* [Work to complete]
Return the material word for word. Do not include pictures.

* [The input]
··········

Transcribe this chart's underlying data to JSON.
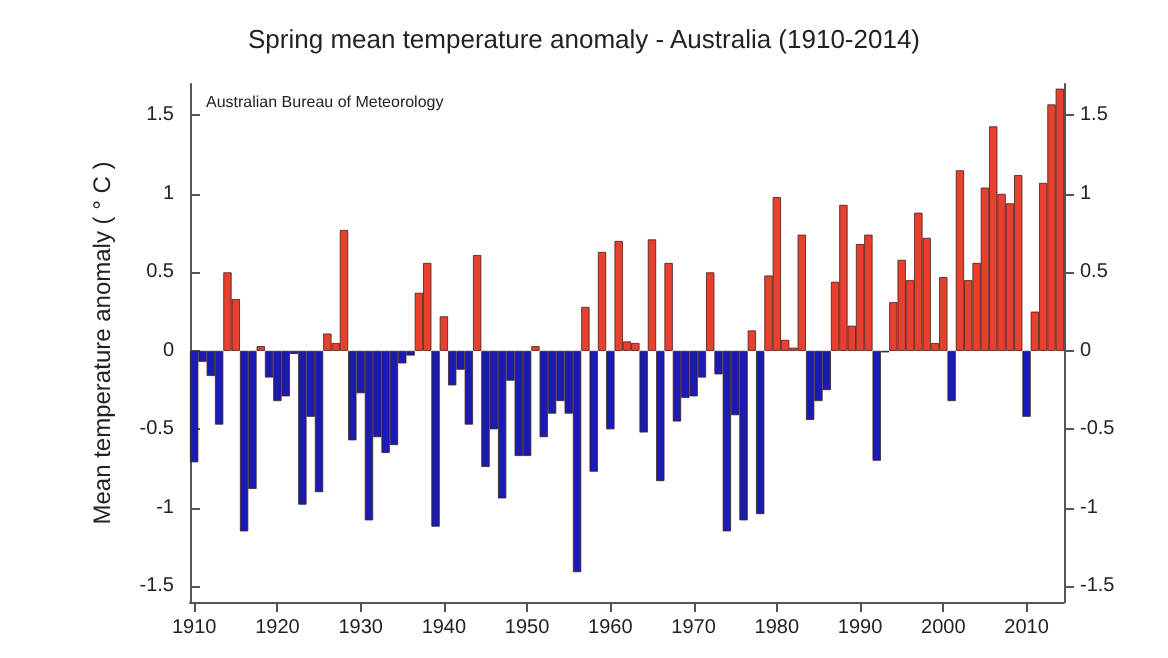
{
  "chart_data": {
    "type": "bar",
    "title": "Spring mean temperature anomaly - Australia (1910-2014)",
    "ylabel": "Mean temperature anomaly ( ° C )",
    "annotations": [
      "Australian Bureau of Meteorology"
    ],
    "x": [
      1910,
      1911,
      1912,
      1913,
      1914,
      1915,
      1916,
      1917,
      1918,
      1919,
      1920,
      1921,
      1922,
      1923,
      1924,
      1925,
      1926,
      1927,
      1928,
      1929,
      1930,
      1931,
      1932,
      1933,
      1934,
      1935,
      1936,
      1937,
      1938,
      1939,
      1940,
      1941,
      1942,
      1943,
      1944,
      1945,
      1946,
      1947,
      1948,
      1949,
      1950,
      1951,
      1952,
      1953,
      1954,
      1955,
      1956,
      1957,
      1958,
      1959,
      1960,
      1961,
      1962,
      1963,
      1964,
      1965,
      1966,
      1967,
      1968,
      1969,
      1970,
      1971,
      1972,
      1973,
      1974,
      1975,
      1976,
      1977,
      1978,
      1979,
      1980,
      1981,
      1982,
      1983,
      1984,
      1985,
      1986,
      1987,
      1988,
      1989,
      1990,
      1991,
      1992,
      1993,
      1994,
      1995,
      1996,
      1997,
      1998,
      1999,
      2000,
      2001,
      2002,
      2003,
      2004,
      2005,
      2006,
      2007,
      2008,
      2009,
      2010,
      2011,
      2012,
      2013,
      2014
    ],
    "values": [
      -0.71,
      -0.07,
      -0.16,
      -0.47,
      0.5,
      0.33,
      -1.15,
      -0.88,
      0.03,
      -0.17,
      -0.32,
      -0.29,
      -0.02,
      -0.98,
      -0.42,
      -0.9,
      0.11,
      0.05,
      0.77,
      -0.57,
      -0.27,
      -1.08,
      -0.55,
      -0.65,
      -0.6,
      -0.08,
      -0.03,
      0.37,
      0.56,
      -1.12,
      0.22,
      -0.22,
      -0.12,
      -0.47,
      0.61,
      -0.74,
      -0.5,
      -0.94,
      -0.19,
      -0.67,
      -0.67,
      0.03,
      -0.55,
      -0.4,
      -0.32,
      -0.4,
      -1.41,
      0.28,
      -0.77,
      0.63,
      -0.5,
      0.7,
      0.06,
      0.05,
      -0.52,
      0.71,
      -0.83,
      0.56,
      -0.45,
      -0.3,
      -0.29,
      -0.17,
      0.5,
      -0.15,
      -1.15,
      -0.41,
      -1.08,
      0.13,
      -1.04,
      0.48,
      0.98,
      0.07,
      0.02,
      0.74,
      -0.44,
      -0.32,
      -0.25,
      0.44,
      0.93,
      0.16,
      0.68,
      0.74,
      -0.7,
      -0.01,
      0.31,
      0.58,
      0.45,
      0.88,
      0.72,
      0.05,
      0.47,
      -0.32,
      1.15,
      0.45,
      0.56,
      1.04,
      1.43,
      1.0,
      0.94,
      1.12,
      -0.42,
      0.25,
      1.07,
      1.57,
      1.67
    ],
    "colors": [
      "#1a1ab4",
      "#1a1ab4",
      "#1a1ab4",
      "#1a1ab4",
      "#e8402f",
      "#e8402f",
      "#1a1ab4",
      "#1a1ab4",
      "#e8402f",
      "#1a1ab4",
      "#1a1ab4",
      "#1a1ab4",
      "#1a1ab4",
      "#1a1ab4",
      "#1a1ab4",
      "#1a1ab4",
      "#e8402f",
      "#e8402f",
      "#e8402f",
      "#1a1ab4",
      "#1a1ab4",
      "#1a1ab4",
      "#1a1ab4",
      "#1a1ab4",
      "#1a1ab4",
      "#1a1ab4",
      "#1a1ab4",
      "#e8402f",
      "#e8402f",
      "#1a1ab4",
      "#e8402f",
      "#1a1ab4",
      "#1a1ab4",
      "#1a1ab4",
      "#e8402f",
      "#1a1ab4",
      "#1a1ab4",
      "#1a1ab4",
      "#1a1ab4",
      "#1a1ab4",
      "#1a1ab4",
      "#e8402f",
      "#1a1ab4",
      "#1a1ab4",
      "#1a1ab4",
      "#1a1ab4",
      "#1a1ab4",
      "#e8402f",
      "#1a1ab4",
      "#e8402f",
      "#1a1ab4",
      "#e8402f",
      "#e8402f",
      "#e8402f",
      "#1a1ab4",
      "#e8402f",
      "#1a1ab4",
      "#e8402f",
      "#1a1ab4",
      "#1a1ab4",
      "#1a1ab4",
      "#1a1ab4",
      "#e8402f",
      "#1a1ab4",
      "#1a1ab4",
      "#1a1ab4",
      "#1a1ab4",
      "#e8402f",
      "#1a1ab4",
      "#e8402f",
      "#e8402f",
      "#e8402f",
      "#e8402f",
      "#e8402f",
      "#1a1ab4",
      "#1a1ab4",
      "#1a1ab4",
      "#e8402f",
      "#e8402f",
      "#e8402f",
      "#e8402f",
      "#e8402f",
      "#1a1ab4",
      "#1a1ab4",
      "#e8402f",
      "#e8402f",
      "#e8402f",
      "#e8402f",
      "#e8402f",
      "#e8402f",
      "#e8402f",
      "#1a1ab4",
      "#e8402f",
      "#e8402f",
      "#e8402f",
      "#e8402f",
      "#e8402f",
      "#e8402f",
      "#e8402f",
      "#e8402f",
      "#1a1ab4",
      "#e8402f",
      "#e8402f",
      "#e8402f",
      "#e8402f"
    ],
    "xlim": [
      1909.5,
      2014.5
    ],
    "xticks": [
      1910,
      1920,
      1930,
      1940,
      1950,
      1960,
      1970,
      1980,
      1990,
      2000,
      2010
    ],
    "ylim": [
      -1.6,
      1.7
    ],
    "yticks": [
      -1.5,
      -1,
      -0.5,
      0,
      0.5,
      1,
      1.5
    ],
    "y2lim": [
      -1.6,
      1.7
    ],
    "y2ticks": [
      -1.5,
      -1,
      -0.5,
      0,
      0.5,
      1,
      1.5
    ]
  }
}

··········

* [Result]
Transcribe this chart's underlying data to JSON.
{
  "chart_data": {
    "type": "bar",
    "title": "Spring mean temperature anomaly - Australia (1910-2014)",
    "ylabel": "Mean temperature anomaly ( ° C )",
    "annotations": [
      "Australian Bureau of Meteorology"
    ],
    "x": [
      1910,
      1911,
      1912,
      1913,
      1914,
      1915,
      1916,
      1917,
      1918,
      1919,
      1920,
      1921,
      1922,
      1923,
      1924,
      1925,
      1926,
      1927,
      1928,
      1929,
      1930,
      1931,
      1932,
      1933,
      1934,
      1935,
      1936,
      1937,
      1938,
      1939,
      1940,
      1941,
      1942,
      1943,
      1944,
      1945,
      1946,
      1947,
      1948,
      1949,
      1950,
      1951,
      1952,
      1953,
      1954,
      1955,
      1956,
      1957,
      1958,
      1959,
      1960,
      1961,
      1962,
      1963,
      1964,
      1965,
      1966,
      1967,
      1968,
      1969,
      1970,
      1971,
      1972,
      1973,
      1974,
      1975,
      1976,
      1977,
      1978,
      1979,
      1980,
      1981,
      1982,
      1983,
      1984,
      1985,
      1986,
      1987,
      1988,
      1989,
      1990,
      1991,
      1992,
      1993,
      1994,
      1995,
      1996,
      1997,
      1998,
      1999,
      2000,
      2001,
      2002,
      2003,
      2004,
      2005,
      2006,
      2007,
      2008,
      2009,
      2010,
      2011,
      2012,
      2013,
      2014
    ],
    "values": [
      -0.71,
      -0.07,
      -0.16,
      -0.47,
      0.5,
      0.33,
      -1.15,
      -0.88,
      0.03,
      -0.17,
      -0.32,
      -0.29,
      -0.02,
      -0.98,
      -0.42,
      -0.9,
      0.11,
      0.05,
      0.77,
      -0.57,
      -0.27,
      -1.08,
      -0.55,
      -0.65,
      -0.6,
      -0.08,
      -0.03,
      0.37,
      0.56,
      -1.12,
      0.22,
      -0.22,
      -0.12,
      -0.47,
      0.61,
      -0.74,
      -0.5,
      -0.94,
      -0.19,
      -0.67,
      -0.67,
      0.03,
      -0.55,
      -0.4,
      -0.32,
      -0.4,
      -1.41,
      0.28,
      -0.77,
      0.63,
      -0.5,
      0.7,
      0.06,
      0.05,
      -0.52,
      0.71,
      -0.83,
      0.56,
      -0.45,
      -0.3,
      -0.29,
      -0.17,
      0.5,
      -0.15,
      -1.15,
      -0.41,
      -1.08,
      0.13,
      -1.04,
      0.48,
      0.98,
      0.07,
      0.02,
      0.74,
      -0.44,
      -0.32,
      -0.25,
      0.44,
      0.93,
      0.16,
      0.68,
      0.74,
      -0.7,
      -0.01,
      0.31,
      0.58,
      0.45,
      0.88,
      0.72,
      0.05,
      0.47,
      -0.32,
      1.15,
      0.45,
      0.56,
      1.04,
      1.43,
      1.0,
      0.94,
      1.12,
      -0.42,
      0.25,
      1.07,
      1.57,
      1.67
    ],
    "colors": [
      "#1a1ab4",
      "#1a1ab4",
      "#1a1ab4",
      "#1a1ab4",
      "#e8402f",
      "#e8402f",
      "#1a1ab4",
      "#1a1ab4",
      "#e8402f",
      "#1a1ab4",
      "#1a1ab4",
      "#1a1ab4",
      "#1a1ab4",
      "#1a1ab4",
      "#1a1ab4",
      "#1a1ab4",
      "#e8402f",
      "#e8402f",
      "#e8402f",
      "#1a1ab4",
      "#1a1ab4",
      "#1a1ab4",
      "#1a1ab4",
      "#1a1ab4",
      "#1a1ab4",
      "#1a1ab4",
      "#1a1ab4",
      "#e8402f",
      "#e8402f",
      "#1a1ab4",
      "#e8402f",
      "#1a1ab4",
      "#1a1ab4",
      "#1a1ab4",
      "#e8402f",
      "#1a1ab4",
      "#1a1ab4",
      "#1a1ab4",
      "#1a1ab4",
      "#1a1ab4",
      "#1a1ab4",
      "#e8402f",
      "#1a1ab4",
      "#1a1ab4",
      "#1a1ab4",
      "#1a1ab4",
      "#1a1ab4",
      "#e8402f",
      "#1a1ab4",
      "#e8402f",
      "#1a1ab4",
      "#e8402f",
      "#e8402f",
      "#e8402f",
      "#1a1ab4",
      "#e8402f",
      "#1a1ab4",
      "#e8402f",
      "#1a1ab4",
      "#1a1ab4",
      "#1a1ab4",
      "#1a1ab4",
      "#e8402f",
      "#1a1ab4",
      "#1a1ab4",
      "#1a1ab4",
      "#1a1ab4",
      "#e8402f",
      "#1a1ab4",
      "#e8402f",
      "#e8402f",
      "#e8402f",
      "#e8402f",
      "#e8402f",
      "#1a1ab4",
      "#1a1ab4",
      "#1a1ab4",
      "#e8402f",
      "#e8402f",
      "#e8402f",
      "#e8402f",
      "#e8402f",
      "#1a1ab4",
      "#1a1ab4",
      "#e8402f",
      "#e8402f",
      "#e8402f",
      "#e8402f",
      "#e8402f",
      "#e8402f",
      "#e8402f",
      "#1a1ab4",
      "#e8402f",
      "#e8402f",
      "#e8402f",
      "#e8402f",
      "#e8402f",
      "#e8402f",
      "#e8402f",
      "#e8402f",
      "#1a1ab4",
      "#e8402f",
      "#e8402f",
      "#e8402f",
      "#e8402f"
    ],
    "xlim": [
      1909.5,
      2014.5
    ],
    "xticks": [
      1910,
      1920,
      1930,
      1940,
      1950,
      1960,
      1970,
      1980,
      1990,
      2000,
      2010
    ],
    "ylim": [
      -1.6,
      1.7
    ],
    "yticks": [
      -1.5,
      -1,
      -0.5,
      0,
      0.5,
      1,
      1.5
    ],
    "y2lim": [
      -1.6,
      1.7
    ],
    "y2ticks": [
      -1.5,
      -1,
      -0.5,
      0,
      0.5,
      1,
      1.5
    ]
  }
}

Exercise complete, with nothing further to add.